*WHAT IS NEEDED:* Pull out every line of the listing below where "concern" appears.

*DATASET RECORDS:*

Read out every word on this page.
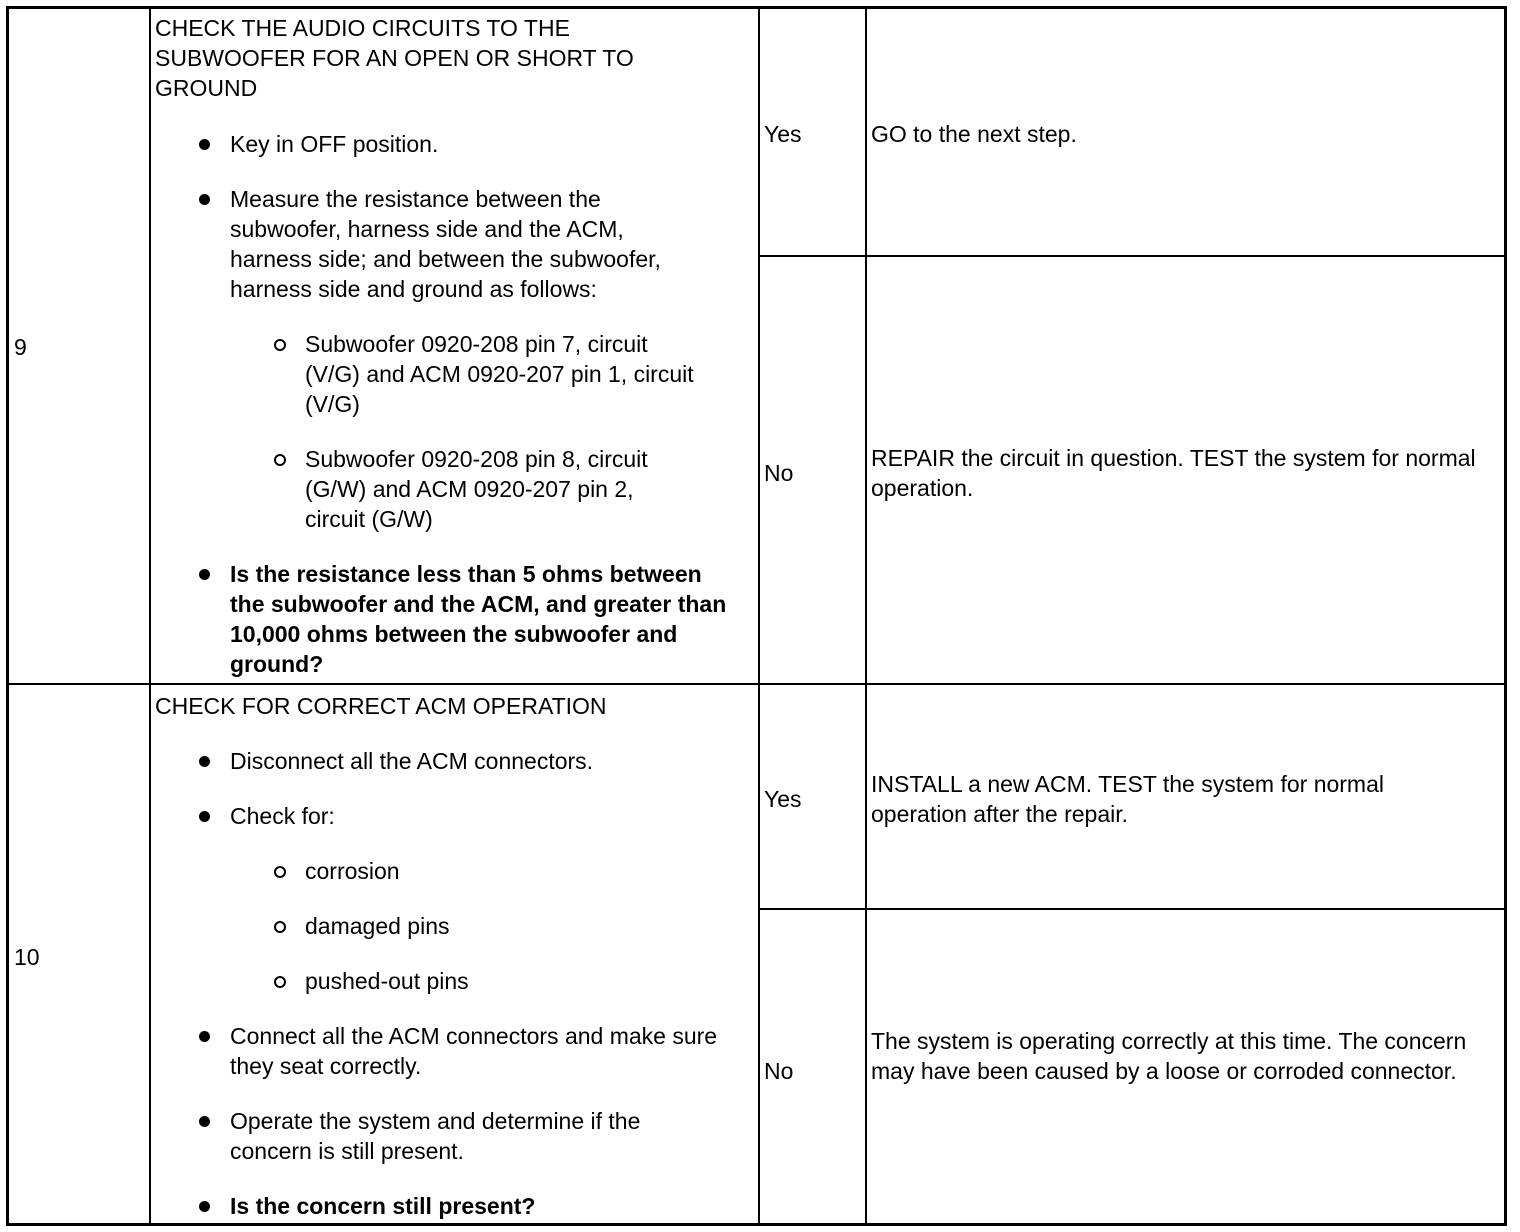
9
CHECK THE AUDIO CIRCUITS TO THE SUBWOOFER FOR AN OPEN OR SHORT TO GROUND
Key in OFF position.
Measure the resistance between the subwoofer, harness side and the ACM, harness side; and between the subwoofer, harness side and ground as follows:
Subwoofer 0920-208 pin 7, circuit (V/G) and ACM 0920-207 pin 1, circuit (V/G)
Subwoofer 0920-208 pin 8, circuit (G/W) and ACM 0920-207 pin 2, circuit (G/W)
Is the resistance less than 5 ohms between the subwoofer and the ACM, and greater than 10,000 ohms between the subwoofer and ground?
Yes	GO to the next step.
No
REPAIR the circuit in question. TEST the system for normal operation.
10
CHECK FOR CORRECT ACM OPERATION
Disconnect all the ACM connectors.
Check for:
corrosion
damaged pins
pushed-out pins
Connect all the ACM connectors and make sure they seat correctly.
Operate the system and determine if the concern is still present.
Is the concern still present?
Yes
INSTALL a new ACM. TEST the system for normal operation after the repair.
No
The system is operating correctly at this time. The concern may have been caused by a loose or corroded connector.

...

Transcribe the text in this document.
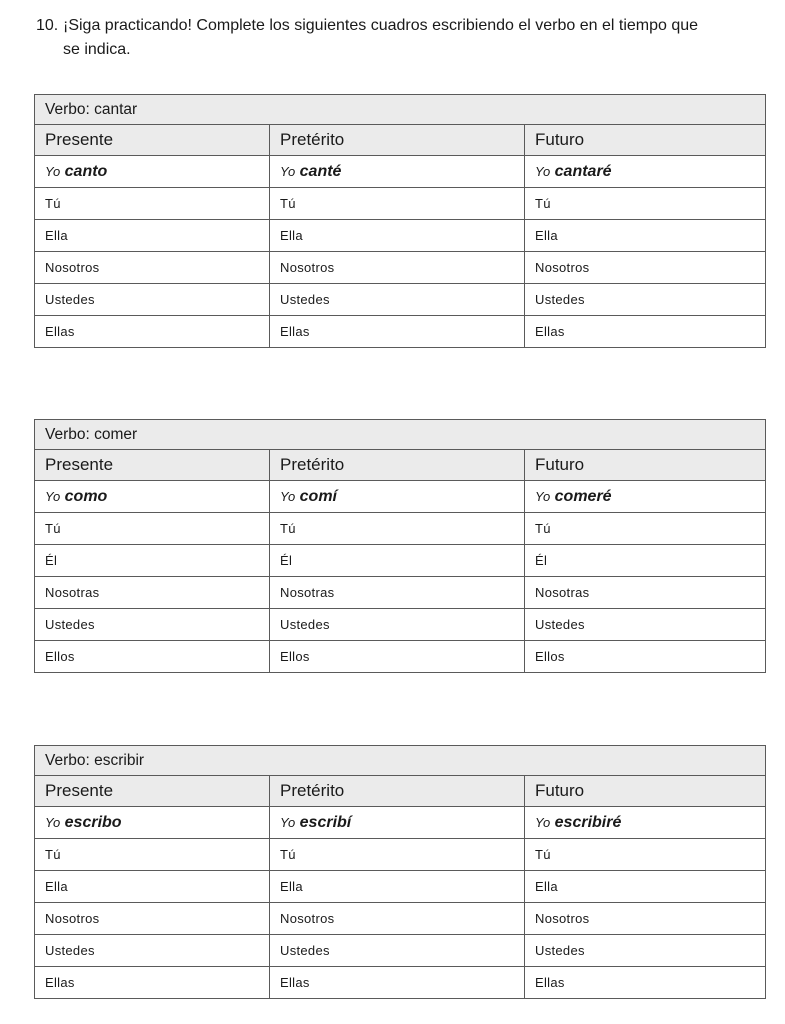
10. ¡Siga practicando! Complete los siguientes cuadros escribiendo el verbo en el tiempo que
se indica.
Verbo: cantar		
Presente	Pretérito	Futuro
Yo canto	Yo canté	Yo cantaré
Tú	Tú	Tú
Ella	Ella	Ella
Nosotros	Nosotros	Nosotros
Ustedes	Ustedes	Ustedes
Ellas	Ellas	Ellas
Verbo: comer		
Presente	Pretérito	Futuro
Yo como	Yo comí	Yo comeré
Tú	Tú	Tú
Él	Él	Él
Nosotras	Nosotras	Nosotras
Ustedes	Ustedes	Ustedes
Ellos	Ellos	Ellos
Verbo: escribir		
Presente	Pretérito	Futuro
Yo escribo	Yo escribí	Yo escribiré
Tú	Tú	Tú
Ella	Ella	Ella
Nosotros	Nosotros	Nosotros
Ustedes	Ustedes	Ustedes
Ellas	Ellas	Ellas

* * *

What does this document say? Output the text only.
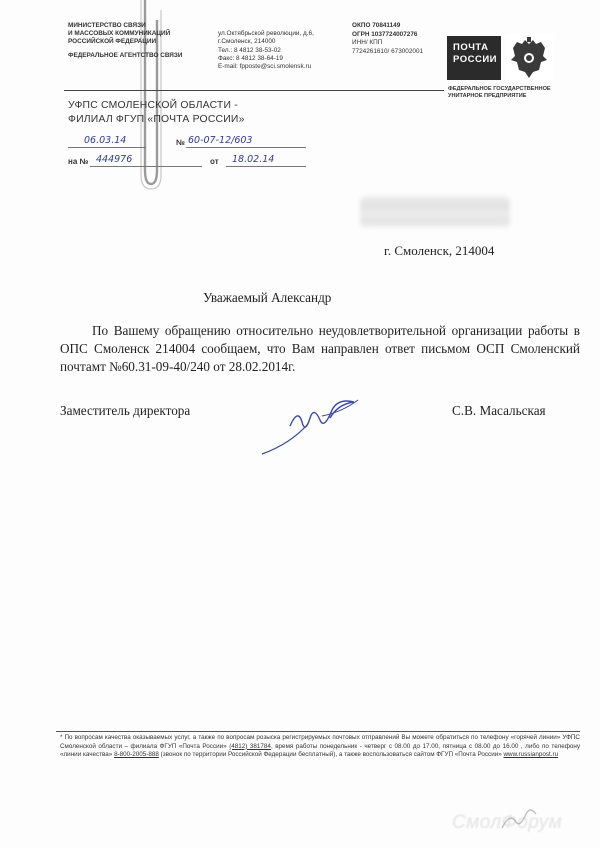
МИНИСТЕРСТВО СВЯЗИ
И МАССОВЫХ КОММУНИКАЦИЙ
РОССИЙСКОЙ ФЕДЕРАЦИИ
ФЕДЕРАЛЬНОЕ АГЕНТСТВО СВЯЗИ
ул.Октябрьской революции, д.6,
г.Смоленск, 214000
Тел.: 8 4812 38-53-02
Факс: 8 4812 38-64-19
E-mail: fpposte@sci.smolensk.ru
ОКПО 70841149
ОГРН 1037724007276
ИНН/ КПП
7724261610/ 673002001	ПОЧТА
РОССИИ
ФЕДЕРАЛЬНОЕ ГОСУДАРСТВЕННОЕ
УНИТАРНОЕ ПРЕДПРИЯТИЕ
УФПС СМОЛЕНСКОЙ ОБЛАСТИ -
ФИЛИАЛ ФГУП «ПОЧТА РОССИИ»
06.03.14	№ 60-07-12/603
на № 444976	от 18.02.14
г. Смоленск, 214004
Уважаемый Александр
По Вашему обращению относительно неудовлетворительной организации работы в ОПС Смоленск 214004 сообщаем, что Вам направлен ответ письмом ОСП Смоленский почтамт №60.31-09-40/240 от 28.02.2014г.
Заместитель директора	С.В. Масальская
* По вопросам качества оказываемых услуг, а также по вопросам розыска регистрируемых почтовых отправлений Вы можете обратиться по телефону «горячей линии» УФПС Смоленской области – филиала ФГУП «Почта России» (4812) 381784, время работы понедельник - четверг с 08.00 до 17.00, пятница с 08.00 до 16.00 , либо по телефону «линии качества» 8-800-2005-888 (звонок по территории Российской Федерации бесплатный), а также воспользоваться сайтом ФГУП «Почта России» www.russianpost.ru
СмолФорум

*RESULT OF THE EXERCISE:*
Operate the system and determine if the concern is still present.
Is the concern still present?
The system is operating correctly at this time. The concern may have been caused by a loose or corroded connector.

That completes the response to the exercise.